-- BEGIN SUPPLIED ENTRIES --

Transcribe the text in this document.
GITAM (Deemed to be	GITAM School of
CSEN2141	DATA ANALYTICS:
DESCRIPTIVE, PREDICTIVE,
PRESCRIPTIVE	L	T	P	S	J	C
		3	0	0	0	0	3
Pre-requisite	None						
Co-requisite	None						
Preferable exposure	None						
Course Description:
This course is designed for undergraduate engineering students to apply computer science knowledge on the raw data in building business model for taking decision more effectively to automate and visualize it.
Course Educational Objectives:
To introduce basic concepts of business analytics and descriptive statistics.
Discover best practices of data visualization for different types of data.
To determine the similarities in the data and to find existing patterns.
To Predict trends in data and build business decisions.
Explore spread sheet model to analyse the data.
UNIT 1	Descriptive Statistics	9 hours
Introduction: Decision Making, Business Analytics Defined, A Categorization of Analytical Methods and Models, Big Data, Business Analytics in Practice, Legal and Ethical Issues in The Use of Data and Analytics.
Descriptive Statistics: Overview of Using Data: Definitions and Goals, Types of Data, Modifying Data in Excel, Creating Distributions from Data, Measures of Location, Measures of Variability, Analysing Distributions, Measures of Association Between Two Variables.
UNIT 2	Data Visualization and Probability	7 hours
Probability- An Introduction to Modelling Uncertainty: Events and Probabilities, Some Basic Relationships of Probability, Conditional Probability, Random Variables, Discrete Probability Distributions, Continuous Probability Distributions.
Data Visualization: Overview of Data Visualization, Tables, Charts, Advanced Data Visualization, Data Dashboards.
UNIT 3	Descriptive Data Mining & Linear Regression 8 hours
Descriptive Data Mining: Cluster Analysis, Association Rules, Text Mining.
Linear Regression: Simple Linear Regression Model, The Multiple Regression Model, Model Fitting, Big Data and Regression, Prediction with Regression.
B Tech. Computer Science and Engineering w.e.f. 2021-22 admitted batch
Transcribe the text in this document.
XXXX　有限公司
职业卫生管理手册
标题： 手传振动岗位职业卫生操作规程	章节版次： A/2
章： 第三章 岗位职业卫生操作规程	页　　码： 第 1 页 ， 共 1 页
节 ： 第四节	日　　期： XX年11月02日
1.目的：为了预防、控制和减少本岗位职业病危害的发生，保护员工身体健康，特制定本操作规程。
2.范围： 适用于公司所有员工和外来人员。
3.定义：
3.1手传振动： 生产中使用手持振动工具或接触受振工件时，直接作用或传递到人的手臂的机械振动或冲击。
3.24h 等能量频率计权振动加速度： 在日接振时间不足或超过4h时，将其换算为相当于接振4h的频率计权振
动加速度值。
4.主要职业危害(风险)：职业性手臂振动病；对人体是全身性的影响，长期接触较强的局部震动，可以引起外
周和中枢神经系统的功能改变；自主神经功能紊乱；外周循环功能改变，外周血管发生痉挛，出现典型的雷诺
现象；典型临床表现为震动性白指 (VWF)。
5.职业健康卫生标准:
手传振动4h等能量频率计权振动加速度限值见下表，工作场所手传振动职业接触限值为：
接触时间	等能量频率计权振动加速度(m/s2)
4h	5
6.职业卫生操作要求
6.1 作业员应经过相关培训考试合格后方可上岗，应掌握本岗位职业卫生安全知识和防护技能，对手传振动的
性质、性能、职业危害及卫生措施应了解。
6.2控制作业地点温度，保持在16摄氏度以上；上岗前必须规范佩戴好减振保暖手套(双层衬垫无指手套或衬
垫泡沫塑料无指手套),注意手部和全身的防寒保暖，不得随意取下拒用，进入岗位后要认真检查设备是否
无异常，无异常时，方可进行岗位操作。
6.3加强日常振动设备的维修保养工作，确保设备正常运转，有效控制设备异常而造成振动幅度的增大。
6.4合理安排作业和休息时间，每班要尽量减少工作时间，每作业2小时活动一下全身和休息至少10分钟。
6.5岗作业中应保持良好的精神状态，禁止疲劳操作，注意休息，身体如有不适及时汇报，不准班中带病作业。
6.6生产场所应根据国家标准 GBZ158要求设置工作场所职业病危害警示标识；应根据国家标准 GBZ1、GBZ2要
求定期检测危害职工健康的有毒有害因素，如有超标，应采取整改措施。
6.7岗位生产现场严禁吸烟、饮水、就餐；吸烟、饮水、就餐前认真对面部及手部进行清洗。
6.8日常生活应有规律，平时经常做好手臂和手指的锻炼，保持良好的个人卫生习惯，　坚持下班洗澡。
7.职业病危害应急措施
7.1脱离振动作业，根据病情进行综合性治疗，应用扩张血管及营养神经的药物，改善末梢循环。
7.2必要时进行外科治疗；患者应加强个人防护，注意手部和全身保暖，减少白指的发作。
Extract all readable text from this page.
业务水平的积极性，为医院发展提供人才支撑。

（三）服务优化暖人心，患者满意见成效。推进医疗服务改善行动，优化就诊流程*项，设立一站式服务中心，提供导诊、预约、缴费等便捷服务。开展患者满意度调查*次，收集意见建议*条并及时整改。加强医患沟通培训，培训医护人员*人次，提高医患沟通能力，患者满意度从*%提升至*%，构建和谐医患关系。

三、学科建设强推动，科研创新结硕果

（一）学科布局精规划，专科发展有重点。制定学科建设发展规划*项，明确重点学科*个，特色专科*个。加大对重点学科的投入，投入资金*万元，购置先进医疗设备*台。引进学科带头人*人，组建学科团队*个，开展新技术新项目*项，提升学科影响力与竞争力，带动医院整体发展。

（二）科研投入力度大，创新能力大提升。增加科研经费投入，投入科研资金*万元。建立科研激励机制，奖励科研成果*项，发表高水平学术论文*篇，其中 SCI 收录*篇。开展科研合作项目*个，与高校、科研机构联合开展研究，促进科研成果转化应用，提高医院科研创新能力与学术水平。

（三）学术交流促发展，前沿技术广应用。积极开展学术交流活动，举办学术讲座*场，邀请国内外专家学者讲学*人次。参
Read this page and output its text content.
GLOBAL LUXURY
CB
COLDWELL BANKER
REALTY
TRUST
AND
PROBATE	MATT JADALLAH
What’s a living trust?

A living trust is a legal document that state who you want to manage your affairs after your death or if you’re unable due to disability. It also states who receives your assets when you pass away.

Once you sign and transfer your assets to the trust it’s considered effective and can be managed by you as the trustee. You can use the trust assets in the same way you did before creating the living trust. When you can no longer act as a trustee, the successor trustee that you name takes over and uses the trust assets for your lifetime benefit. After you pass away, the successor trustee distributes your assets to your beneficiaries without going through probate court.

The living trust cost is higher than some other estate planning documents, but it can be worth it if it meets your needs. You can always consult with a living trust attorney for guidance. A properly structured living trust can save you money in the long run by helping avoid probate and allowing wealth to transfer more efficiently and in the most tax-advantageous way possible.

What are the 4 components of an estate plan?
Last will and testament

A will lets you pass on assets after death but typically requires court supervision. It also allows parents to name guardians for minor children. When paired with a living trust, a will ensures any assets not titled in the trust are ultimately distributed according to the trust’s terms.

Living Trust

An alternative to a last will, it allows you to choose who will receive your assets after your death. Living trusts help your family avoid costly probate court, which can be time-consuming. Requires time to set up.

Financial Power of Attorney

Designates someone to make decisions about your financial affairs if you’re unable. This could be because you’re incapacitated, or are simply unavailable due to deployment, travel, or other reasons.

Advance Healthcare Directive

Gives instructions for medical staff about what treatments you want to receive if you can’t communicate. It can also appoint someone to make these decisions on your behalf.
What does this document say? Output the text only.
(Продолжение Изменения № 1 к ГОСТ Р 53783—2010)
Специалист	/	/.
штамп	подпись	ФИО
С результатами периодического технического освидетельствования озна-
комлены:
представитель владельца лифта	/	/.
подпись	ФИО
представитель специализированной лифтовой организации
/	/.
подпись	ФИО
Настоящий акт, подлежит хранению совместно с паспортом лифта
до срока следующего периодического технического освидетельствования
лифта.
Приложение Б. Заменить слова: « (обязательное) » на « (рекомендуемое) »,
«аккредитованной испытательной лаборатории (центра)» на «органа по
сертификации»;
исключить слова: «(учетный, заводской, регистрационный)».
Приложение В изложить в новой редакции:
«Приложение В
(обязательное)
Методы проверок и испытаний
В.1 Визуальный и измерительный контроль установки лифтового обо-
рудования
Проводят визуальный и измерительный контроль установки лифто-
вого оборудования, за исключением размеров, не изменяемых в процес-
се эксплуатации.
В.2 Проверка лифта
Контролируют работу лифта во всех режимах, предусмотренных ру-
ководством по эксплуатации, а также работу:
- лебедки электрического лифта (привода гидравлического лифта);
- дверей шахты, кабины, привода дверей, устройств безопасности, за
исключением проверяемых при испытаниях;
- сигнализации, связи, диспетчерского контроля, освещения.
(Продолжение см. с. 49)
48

-- END SUPPLIED ENTRIES --

- WORK TO BE COMPLETED -
Looking at the records above, count the lines where the word "Linear" appears. State only the number.

- FINAL RESULT -
2